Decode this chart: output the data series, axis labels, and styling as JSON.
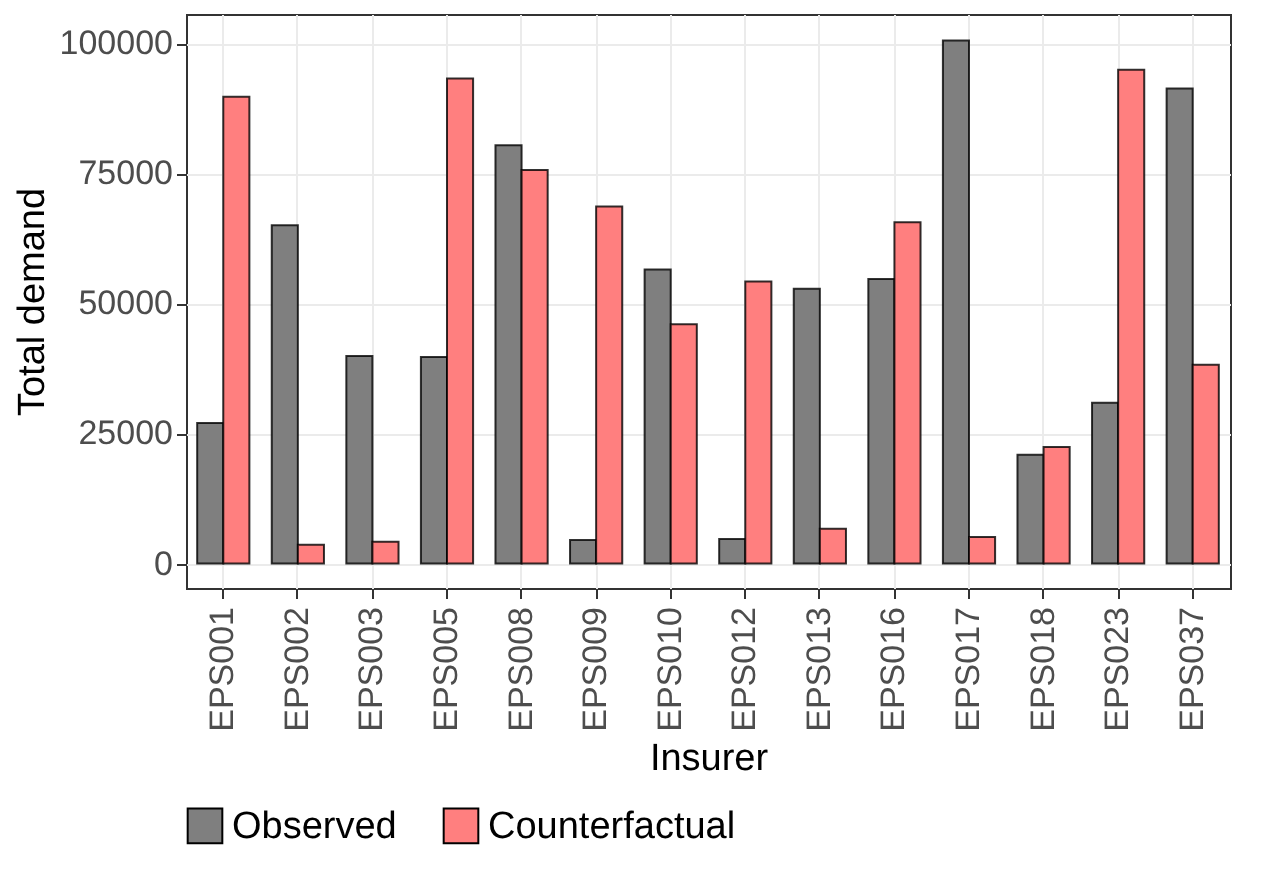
{
  "chart_data": {
    "type": "bar",
    "xlabel": "Insurer",
    "ylabel": "Total demand",
    "categories": [
      "EPS001",
      "EPS002",
      "EPS003",
      "EPS005",
      "EPS008",
      "EPS009",
      "EPS010",
      "EPS012",
      "EPS013",
      "EPS016",
      "EPS017",
      "EPS018",
      "EPS023",
      "EPS037"
    ],
    "series": [
      {
        "name": "Observed",
        "color": "#7f7f7f",
        "values": [
          27000,
          65000,
          39900,
          39700,
          80400,
          4500,
          56500,
          4700,
          52800,
          54700,
          100500,
          20900,
          30900,
          91300
        ]
      },
      {
        "name": "Counterfactual",
        "color": "#ff7f7f",
        "values": [
          89700,
          3600,
          4200,
          93200,
          75600,
          68600,
          46000,
          54200,
          6700,
          65600,
          5100,
          22400,
          94900,
          38200
        ]
      }
    ],
    "ylim": [
      -4700,
      105600
    ],
    "yticks": [
      0,
      25000,
      50000,
      75000,
      100000
    ],
    "grid": true,
    "legend": "bottom"
  }
}
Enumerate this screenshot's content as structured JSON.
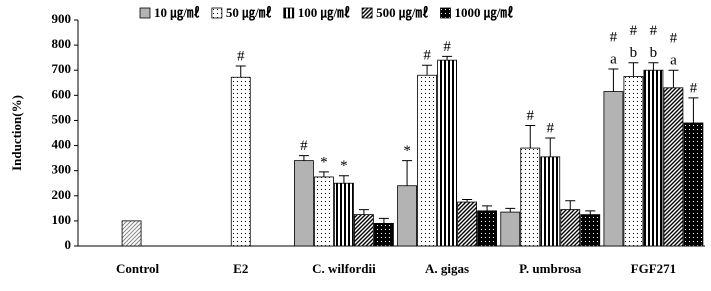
{
  "chart_data": {
    "type": "bar",
    "y_label": "Induction(%)",
    "categories": [
      "Control",
      "E2",
      "C. wilfordii",
      "A. gigas",
      "P. umbrosa",
      "FGF271"
    ],
    "control": {
      "value": 100,
      "color": "#888888",
      "pattern": "hatch"
    },
    "series": [
      {
        "name": "10 ㎍/㎖",
        "color": "#b3b3b3",
        "pattern": "solid",
        "values": [
          null,
          null,
          340,
          240,
          135,
          615
        ],
        "errors": [
          null,
          null,
          20,
          100,
          15,
          90
        ],
        "annotations": [
          [],
          [],
          [
            "#"
          ],
          [
            "*"
          ],
          [],
          [
            "a",
            "#"
          ]
        ]
      },
      {
        "name": "50 ㎍/㎖",
        "color": "#000000",
        "pattern": "dots",
        "values": [
          null,
          672,
          275,
          680,
          390,
          675
        ],
        "errors": [
          null,
          45,
          20,
          40,
          90,
          55
        ],
        "annotations": [
          [],
          [
            "#"
          ],
          [
            "*"
          ],
          [
            "#"
          ],
          [
            "#"
          ],
          [
            "b",
            "#"
          ]
        ]
      },
      {
        "name": "100 ㎍/㎖",
        "color": "#000000",
        "pattern": "vertical",
        "values": [
          null,
          null,
          250,
          740,
          355,
          700
        ],
        "errors": [
          null,
          null,
          30,
          15,
          75,
          30
        ],
        "annotations": [
          [],
          [],
          [
            "*"
          ],
          [
            "#"
          ],
          [
            "#"
          ],
          [
            "b",
            "#"
          ]
        ]
      },
      {
        "name": "500 ㎍/㎖",
        "color": "#000000",
        "pattern": "diagonal",
        "values": [
          null,
          null,
          125,
          175,
          145,
          630
        ],
        "errors": [
          null,
          null,
          20,
          10,
          35,
          70
        ],
        "annotations": [
          [],
          [],
          [],
          [],
          [],
          [
            "a",
            "#"
          ]
        ]
      },
      {
        "name": "1000 ㎍/㎖",
        "color": "#000000",
        "pattern": "dense",
        "values": [
          null,
          null,
          90,
          140,
          125,
          490
        ],
        "errors": [
          null,
          null,
          20,
          20,
          15,
          100
        ],
        "annotations": [
          [],
          [],
          [],
          [],
          [],
          [
            "#"
          ]
        ]
      }
    ],
    "ylim": [
      0,
      900
    ],
    "yticks": [
      0,
      100,
      200,
      300,
      400,
      500,
      600,
      700,
      800,
      900
    ]
  }
}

========

GOAL | Return the whole listing, word for word, and leave out every picture.

TASK RESULT |
Decode this chart: output the data series, axis labels, and styling as JSON.
{
  "chart_data": {
    "type": "bar",
    "xlabel": "Insurer",
    "ylabel": "Total demand",
    "categories": [
      "EPS001",
      "EPS002",
      "EPS003",
      "EPS005",
      "EPS008",
      "EPS009",
      "EPS010",
      "EPS012",
      "EPS013",
      "EPS016",
      "EPS017",
      "EPS018",
      "EPS023",
      "EPS037"
    ],
    "series": [
      {
        "name": "Observed",
        "color": "#7f7f7f",
        "values": [
          27000,
          65000,
          39900,
          39700,
          80400,
          4500,
          56500,
          4700,
          52800,
          54700,
          100500,
          20900,
          30900,
          91300
        ]
      },
      {
        "name": "Counterfactual",
        "color": "#ff7f7f",
        "values": [
          89700,
          3600,
          4200,
          93200,
          75600,
          68600,
          46000,
          54200,
          6700,
          65600,
          5100,
          22400,
          94900,
          38200
        ]
      }
    ],
    "ylim": [
      -4700,
      105600
    ],
    "yticks": [
      0,
      25000,
      50000,
      75000,
      100000
    ],
    "grid": true,
    "legend": "bottom"
  }
}
Enumerate this screenshot's content as structured JSON.
{
  "chart_data": {
    "type": "bar",
    "y_label": "Induction(%)",
    "categories": [
      "Control",
      "E2",
      "C. wilfordii",
      "A. gigas",
      "P. umbrosa",
      "FGF271"
    ],
    "control": {
      "value": 100,
      "color": "#888888",
      "pattern": "hatch"
    },
    "series": [
      {
        "name": "10 ㎍/㎖",
        "color": "#b3b3b3",
        "pattern": "solid",
        "values": [
          null,
          null,
          340,
          240,
          135,
          615
        ],
        "errors": [
          null,
          null,
          20,
          100,
          15,
          90
        ],
        "annotations": [
          [],
          [],
          [
            "#"
          ],
          [
            "*"
          ],
          [],
          [
            "a",
            "#"
          ]
        ]
      },
      {
        "name": "50 ㎍/㎖",
        "color": "#000000",
        "pattern": "dots",
        "values": [
          null,
          672,
          275,
          680,
          390,
          675
        ],
        "errors": [
          null,
          45,
          20,
          40,
          90,
          55
        ],
        "annotations": [
          [],
          [
            "#"
          ],
          [
            "*"
          ],
          [
            "#"
          ],
          [
            "#"
          ],
          [
            "b",
            "#"
          ]
        ]
      },
      {
        "name": "100 ㎍/㎖",
        "color": "#000000",
        "pattern": "vertical",
        "values": [
          null,
          null,
          250,
          740,
          355,
          700
        ],
        "errors": [
          null,
          null,
          30,
          15,
          75,
          30
        ],
        "annotations": [
          [],
          [],
          [
            "*"
          ],
          [
            "#"
          ],
          [
            "#"
          ],
          [
            "b",
            "#"
          ]
        ]
      },
      {
        "name": "500 ㎍/㎖",
        "color": "#000000",
        "pattern": "diagonal",
        "values": [
          null,
          null,
          125,
          175,
          145,
          630
        ],
        "errors": [
          null,
          null,
          20,
          10,
          35,
          70
        ],
        "annotations": [
          [],
          [],
          [],
          [],
          [],
          [
            "a",
            "#"
          ]
        ]
      },
      {
        "name": "1000 ㎍/㎖",
        "color": "#000000",
        "pattern": "dense",
        "values": [
          null,
          null,
          90,
          140,
          125,
          490
        ],
        "errors": [
          null,
          null,
          20,
          20,
          15,
          100
        ],
        "annotations": [
          [],
          [],
          [],
          [],
          [],
          [
            "#"
          ]
        ]
      }
    ],
    "ylim": [
      0,
      900
    ],
    "yticks": [
      0,
      100,
      200,
      300,
      400,
      500,
      600,
      700,
      800,
      900
    ]
  }
}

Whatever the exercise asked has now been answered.